## Problem to solve
Transcribe the lines below verbatim, skipping the images.
* begin Extracted information *
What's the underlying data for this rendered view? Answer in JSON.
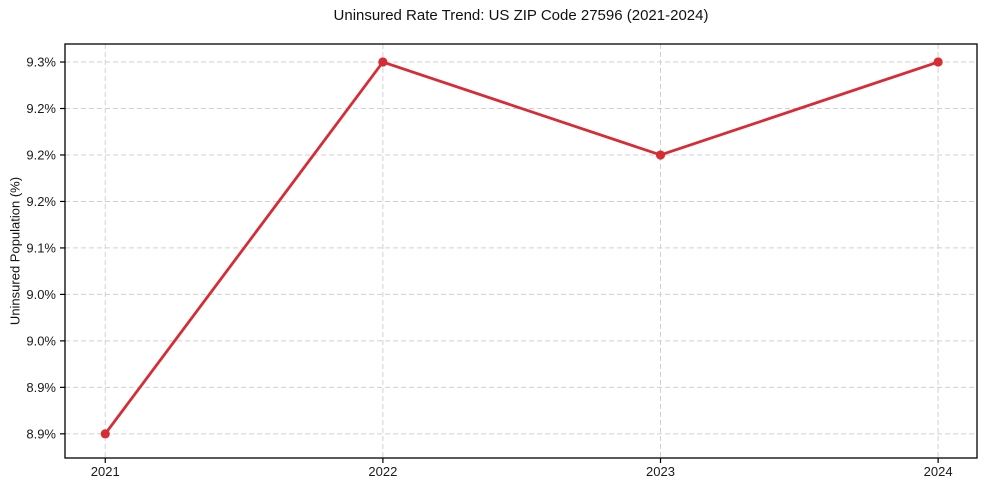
{
  "figure": {
    "background": "#ffffff"
  },
  "chart_data": {
    "type": "line",
    "title": "Uninsured Rate Trend: US ZIP Code 27596 (2021-2024)",
    "xlabel": "",
    "ylabel": "Uninsured Population (%)",
    "x": [
      2021,
      2022,
      2023,
      2024
    ],
    "x_tick_labels": [
      "2021",
      "2022",
      "2023",
      "2024"
    ],
    "values": [
      8.9,
      9.3,
      9.2,
      9.3
    ],
    "y_ticks": {
      "values": [
        8.9,
        8.95,
        9.0,
        9.05,
        9.1,
        9.15,
        9.2,
        9.25,
        9.3
      ],
      "labels": [
        "8.9%",
        "8.9%",
        "9.0%",
        "9.0%",
        "9.1%",
        "9.2%",
        "9.2%",
        "9.2%",
        "9.3%"
      ]
    },
    "xlim": [
      2020.855,
      2024.14
    ],
    "ylim": [
      8.874,
      9.3194
    ],
    "legend": null,
    "grid": {
      "show": true,
      "style": "dashed",
      "color": "#d0d0d0"
    },
    "line_color": "#d62d35",
    "marker": "circle",
    "axes": {
      "spine_color": "#000000",
      "tick_label_color": "#1a1a1a"
    }
  }
}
* end Extracted information *
## Response for this exercise
What's the underlying data for this rendered view? Answer in JSON.
{
  "figure": {
    "background": "#ffffff"
  },
  "chart_data": {
    "type": "line",
    "title": "Uninsured Rate Trend: US ZIP Code 27596 (2021-2024)",
    "xlabel": "",
    "ylabel": "Uninsured Population (%)",
    "x": [
      2021,
      2022,
      2023,
      2024
    ],
    "x_tick_labels": [
      "2021",
      "2022",
      "2023",
      "2024"
    ],
    "values": [
      8.9,
      9.3,
      9.2,
      9.3
    ],
    "y_ticks": {
      "values": [
        8.9,
        8.95,
        9.0,
        9.05,
        9.1,
        9.15,
        9.2,
        9.25,
        9.3
      ],
      "labels": [
        "8.9%",
        "8.9%",
        "9.0%",
        "9.0%",
        "9.1%",
        "9.2%",
        "9.2%",
        "9.2%",
        "9.3%"
      ]
    },
    "xlim": [
      2020.855,
      2024.14
    ],
    "ylim": [
      8.874,
      9.3194
    ],
    "legend": null,
    "grid": {
      "show": true,
      "style": "dashed",
      "color": "#d0d0d0"
    },
    "line_color": "#d62d35",
    "marker": "circle",
    "axes": {
      "spine_color": "#000000",
      "tick_label_color": "#1a1a1a"
    }
  }
}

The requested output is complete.